*WORK INSTRUCTIONS*:
Return each line of the material verbatim.

━━━ EXERCISE MATERIALS

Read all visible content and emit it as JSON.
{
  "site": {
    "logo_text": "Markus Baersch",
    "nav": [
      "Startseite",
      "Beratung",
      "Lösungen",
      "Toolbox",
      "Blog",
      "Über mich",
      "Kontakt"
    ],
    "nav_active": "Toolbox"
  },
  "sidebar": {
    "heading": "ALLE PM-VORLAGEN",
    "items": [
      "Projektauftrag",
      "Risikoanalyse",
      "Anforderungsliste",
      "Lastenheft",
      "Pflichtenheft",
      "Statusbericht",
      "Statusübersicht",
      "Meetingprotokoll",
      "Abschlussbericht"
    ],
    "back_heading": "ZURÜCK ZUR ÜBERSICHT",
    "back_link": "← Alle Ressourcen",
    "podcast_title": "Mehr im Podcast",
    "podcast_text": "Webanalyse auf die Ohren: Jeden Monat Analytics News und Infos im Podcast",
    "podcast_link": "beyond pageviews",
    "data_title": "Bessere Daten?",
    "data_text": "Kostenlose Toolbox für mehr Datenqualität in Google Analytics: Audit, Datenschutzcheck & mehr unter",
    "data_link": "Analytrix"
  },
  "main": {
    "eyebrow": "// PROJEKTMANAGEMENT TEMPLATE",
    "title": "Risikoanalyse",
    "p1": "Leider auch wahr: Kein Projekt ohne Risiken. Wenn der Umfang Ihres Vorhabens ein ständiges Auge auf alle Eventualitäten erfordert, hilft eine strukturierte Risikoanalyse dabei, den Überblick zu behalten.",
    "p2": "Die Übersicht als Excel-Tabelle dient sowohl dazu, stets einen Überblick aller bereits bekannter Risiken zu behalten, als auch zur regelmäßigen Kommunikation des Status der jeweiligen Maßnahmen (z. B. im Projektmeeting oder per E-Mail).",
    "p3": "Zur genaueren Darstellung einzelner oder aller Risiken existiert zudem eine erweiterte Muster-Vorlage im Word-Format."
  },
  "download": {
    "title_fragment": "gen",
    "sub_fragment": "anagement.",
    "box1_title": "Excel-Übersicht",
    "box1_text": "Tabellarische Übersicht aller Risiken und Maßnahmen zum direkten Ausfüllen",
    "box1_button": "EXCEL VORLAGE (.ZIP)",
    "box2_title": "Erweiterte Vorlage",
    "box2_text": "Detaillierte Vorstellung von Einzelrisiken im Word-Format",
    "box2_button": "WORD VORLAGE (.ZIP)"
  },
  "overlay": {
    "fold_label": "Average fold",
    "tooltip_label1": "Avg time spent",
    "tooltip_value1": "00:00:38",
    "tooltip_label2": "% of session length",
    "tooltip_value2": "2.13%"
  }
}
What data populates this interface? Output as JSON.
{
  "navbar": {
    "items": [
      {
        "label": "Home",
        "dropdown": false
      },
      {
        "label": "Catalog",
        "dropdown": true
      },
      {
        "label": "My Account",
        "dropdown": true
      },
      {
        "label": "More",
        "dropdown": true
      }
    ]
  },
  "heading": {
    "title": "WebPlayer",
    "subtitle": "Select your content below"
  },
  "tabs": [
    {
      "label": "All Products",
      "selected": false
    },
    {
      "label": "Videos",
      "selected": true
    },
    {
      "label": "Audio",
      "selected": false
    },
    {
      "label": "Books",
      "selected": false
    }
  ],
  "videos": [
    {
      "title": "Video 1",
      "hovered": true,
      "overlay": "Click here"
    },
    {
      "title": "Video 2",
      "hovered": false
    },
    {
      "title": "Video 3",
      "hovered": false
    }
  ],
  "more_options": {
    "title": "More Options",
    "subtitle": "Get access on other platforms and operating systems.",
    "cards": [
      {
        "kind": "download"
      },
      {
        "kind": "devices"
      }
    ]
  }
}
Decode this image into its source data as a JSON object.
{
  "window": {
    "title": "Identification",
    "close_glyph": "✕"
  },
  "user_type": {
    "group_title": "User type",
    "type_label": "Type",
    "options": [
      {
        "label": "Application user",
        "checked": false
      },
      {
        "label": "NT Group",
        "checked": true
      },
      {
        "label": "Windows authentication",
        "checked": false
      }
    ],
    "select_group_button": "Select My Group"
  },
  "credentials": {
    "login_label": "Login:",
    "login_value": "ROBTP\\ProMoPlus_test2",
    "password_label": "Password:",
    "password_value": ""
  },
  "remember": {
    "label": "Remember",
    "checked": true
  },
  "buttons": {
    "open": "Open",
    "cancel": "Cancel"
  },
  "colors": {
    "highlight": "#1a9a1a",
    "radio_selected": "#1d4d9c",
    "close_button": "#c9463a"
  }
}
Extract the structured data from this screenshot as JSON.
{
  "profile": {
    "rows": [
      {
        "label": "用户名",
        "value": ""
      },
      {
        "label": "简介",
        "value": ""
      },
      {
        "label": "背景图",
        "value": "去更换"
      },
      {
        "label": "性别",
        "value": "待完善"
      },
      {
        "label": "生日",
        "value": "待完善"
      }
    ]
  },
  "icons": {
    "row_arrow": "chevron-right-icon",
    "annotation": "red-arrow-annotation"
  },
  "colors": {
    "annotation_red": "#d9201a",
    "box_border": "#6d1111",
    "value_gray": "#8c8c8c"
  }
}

━━━━━━

*COMPLETED TASK*:
Read all visible content and emit it as JSON.
{
  "site": {
    "logo_text": "Markus Baersch",
    "nav": [
      "Startseite",
      "Beratung",
      "Lösungen",
      "Toolbox",
      "Blog",
      "Über mich",
      "Kontakt"
    ],
    "nav_active": "Toolbox"
  },
  "sidebar": {
    "heading": "ALLE PM-VORLAGEN",
    "items": [
      "Projektauftrag",
      "Risikoanalyse",
      "Anforderungsliste",
      "Lastenheft",
      "Pflichtenheft",
      "Statusbericht",
      "Statusübersicht",
      "Meetingprotokoll",
      "Abschlussbericht"
    ],
    "back_heading": "ZURÜCK ZUR ÜBERSICHT",
    "back_link": "← Alle Ressourcen",
    "podcast_title": "Mehr im Podcast",
    "podcast_text": "Webanalyse auf die Ohren: Jeden Monat Analytics News und Infos im Podcast",
    "podcast_link": "beyond pageviews",
    "data_title": "Bessere Daten?",
    "data_text": "Kostenlose Toolbox für mehr Datenqualität in Google Analytics: Audit, Datenschutzcheck & mehr unter",
    "data_link": "Analytrix"
  },
  "main": {
    "eyebrow": "// PROJEKTMANAGEMENT TEMPLATE",
    "title": "Risikoanalyse",
    "p1": "Leider auch wahr: Kein Projekt ohne Risiken. Wenn der Umfang Ihres Vorhabens ein ständiges Auge auf alle Eventualitäten erfordert, hilft eine strukturierte Risikoanalyse dabei, den Überblick zu behalten.",
    "p2": "Die Übersicht als Excel-Tabelle dient sowohl dazu, stets einen Überblick aller bereits bekannter Risiken zu behalten, als auch zur regelmäßigen Kommunikation des Status der jeweiligen Maßnahmen (z. B. im Projektmeeting oder per E-Mail).",
    "p3": "Zur genaueren Darstellung einzelner oder aller Risiken existiert zudem eine erweiterte Muster-Vorlage im Word-Format."
  },
  "download": {
    "title_fragment": "gen",
    "sub_fragment": "anagement.",
    "box1_title": "Excel-Übersicht",
    "box1_text": "Tabellarische Übersicht aller Risiken und Maßnahmen zum direkten Ausfüllen",
    "box1_button": "EXCEL VORLAGE (.ZIP)",
    "box2_title": "Erweiterte Vorlage",
    "box2_text": "Detaillierte Vorstellung von Einzelrisiken im Word-Format",
    "box2_button": "WORD VORLAGE (.ZIP)"
  },
  "overlay": {
    "fold_label": "Average fold",
    "tooltip_label1": "Avg time spent",
    "tooltip_value1": "00:00:38",
    "tooltip_label2": "% of session length",
    "tooltip_value2": "2.13%"
  }
}
What data populates this interface? Output as JSON.
{
  "navbar": {
    "items": [
      {
        "label": "Home",
        "dropdown": false
      },
      {
        "label": "Catalog",
        "dropdown": true
      },
      {
        "label": "My Account",
        "dropdown": true
      },
      {
        "label": "More",
        "dropdown": true
      }
    ]
  },
  "heading": {
    "title": "WebPlayer",
    "subtitle": "Select your content below"
  },
  "tabs": [
    {
      "label": "All Products",
      "selected": false
    },
    {
      "label": "Videos",
      "selected": true
    },
    {
      "label": "Audio",
      "selected": false
    },
    {
      "label": "Books",
      "selected": false
    }
  ],
  "videos": [
    {
      "title": "Video 1",
      "hovered": true,
      "overlay": "Click here"
    },
    {
      "title": "Video 2",
      "hovered": false
    },
    {
      "title": "Video 3",
      "hovered": false
    }
  ],
  "more_options": {
    "title": "More Options",
    "subtitle": "Get access on other platforms and operating systems.",
    "cards": [
      {
        "kind": "download"
      },
      {
        "kind": "devices"
      }
    ]
  }
}
Decode this image into its source data as a JSON object.
{
  "window": {
    "title": "Identification",
    "close_glyph": "✕"
  },
  "user_type": {
    "group_title": "User type",
    "type_label": "Type",
    "options": [
      {
        "label": "Application user",
        "checked": false
      },
      {
        "label": "NT Group",
        "checked": true
      },
      {
        "label": "Windows authentication",
        "checked": false
      }
    ],
    "select_group_button": "Select My Group"
  },
  "credentials": {
    "login_label": "Login:",
    "login_value": "ROBTP\\ProMoPlus_test2",
    "password_label": "Password:",
    "password_value": ""
  },
  "remember": {
    "label": "Remember",
    "checked": true
  },
  "buttons": {
    "open": "Open",
    "cancel": "Cancel"
  },
  "colors": {
    "highlight": "#1a9a1a",
    "radio_selected": "#1d4d9c",
    "close_button": "#c9463a"
  }
}
Extract the structured data from this screenshot as JSON.
{
  "profile": {
    "rows": [
      {
        "label": "用户名",
        "value": ""
      },
      {
        "label": "简介",
        "value": ""
      },
      {
        "label": "背景图",
        "value": "去更换"
      },
      {
        "label": "性别",
        "value": "待完善"
      },
      {
        "label": "生日",
        "value": "待完善"
      }
    ]
  },
  "icons": {
    "row_arrow": "chevron-right-icon",
    "annotation": "red-arrow-annotation"
  },
  "colors": {
    "annotation_red": "#d9201a",
    "box_border": "#6d1111",
    "value_gray": "#8c8c8c"
  }
}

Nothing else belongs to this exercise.